The exercise:
Rewrite every line of the rows below as a numbered list, skipping blank lines and leaving out the pictures.

Data listing:
>>>

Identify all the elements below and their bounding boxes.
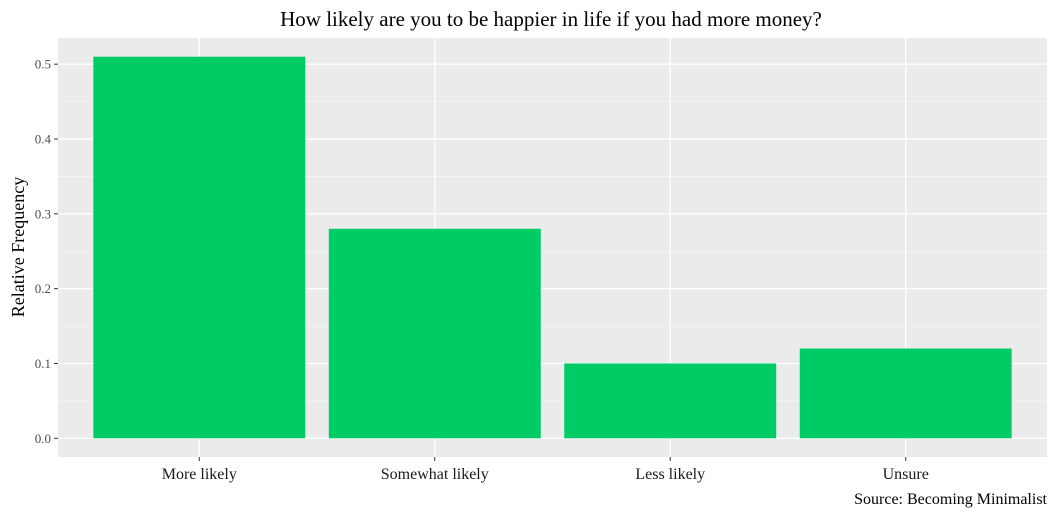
x-tick-label: Somewhat likely bbox=[381, 466, 489, 483]
bar bbox=[93, 56, 306, 439]
x-axis-ticks: More likely Somewhat likely Less likely Uns… bbox=[162, 457, 929, 483]
x-tick-label: Less likely bbox=[635, 466, 705, 483]
y-tick-label: 0.0 bbox=[35, 431, 51, 446]
bar bbox=[799, 348, 1012, 439]
y-tick-label: 0.5 bbox=[35, 57, 51, 72]
bar bbox=[328, 228, 541, 439]
y-axis-ticks: 0.0 0.1 0.2 0.3 0.4 0.5 bbox=[35, 57, 58, 446]
bar bbox=[564, 363, 777, 439]
source-caption: Source: Becoming Minimalist bbox=[854, 491, 1047, 508]
y-tick-label: 0.4 bbox=[35, 132, 52, 147]
y-tick-label: 0.1 bbox=[35, 356, 51, 371]
y-axis-title: Relative Frequency bbox=[8, 177, 28, 317]
bars bbox=[93, 56, 1012, 439]
x-tick-label: Unsure bbox=[883, 466, 929, 483]
chart-title: How likely are you to be happier in life… bbox=[280, 7, 822, 31]
y-tick-label: 0.2 bbox=[35, 281, 51, 296]
x-tick-label: More likely bbox=[162, 466, 237, 483]
y-tick-label: 0.3 bbox=[35, 206, 51, 221]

<<<

Exercise answer:
1. Identify all the elements below and their bounding boxes.
2. x-tick-label: Somewhat likely bbox=[381, 466, 489, 483]
3. bar bbox=[93, 56, 306, 439]
4. x-axis-ticks: More likely Somewhat likely Less likely Uns… bbox=[162, 457, 929, 483]
5. x-tick-label: Less likely bbox=[635, 466, 705, 483]
6. y-tick-label: 0.0 bbox=[35, 431, 51, 446]
7. bar bbox=[799, 348, 1012, 439]
8. y-tick-label: 0.5 bbox=[35, 57, 51, 72]
9. bar bbox=[328, 228, 541, 439]
10. y-axis-ticks: 0.0 0.1 0.2 0.3 0.4 0.5 bbox=[35, 57, 58, 446]
11. bar bbox=[564, 363, 777, 439]
12. source-caption: Source: Becoming Minimalist bbox=[854, 491, 1047, 508]
13. y-tick-label: 0.4 bbox=[35, 132, 52, 147]
14. y-tick-label: 0.1 bbox=[35, 356, 51, 371]
15. y-axis-title: Relative Frequency bbox=[8, 177, 28, 317]
16. bars bbox=[93, 56, 1012, 439]
17. x-tick-label: Unsure bbox=[883, 466, 929, 483]
18. chart-title: How likely are you to be happier in life… bbox=[280, 7, 822, 31]
19. y-tick-label: 0.2 bbox=[35, 281, 51, 296]
20. x-tick-label: More likely bbox=[162, 466, 237, 483]
21. y-tick-label: 0.3 bbox=[35, 206, 51, 221]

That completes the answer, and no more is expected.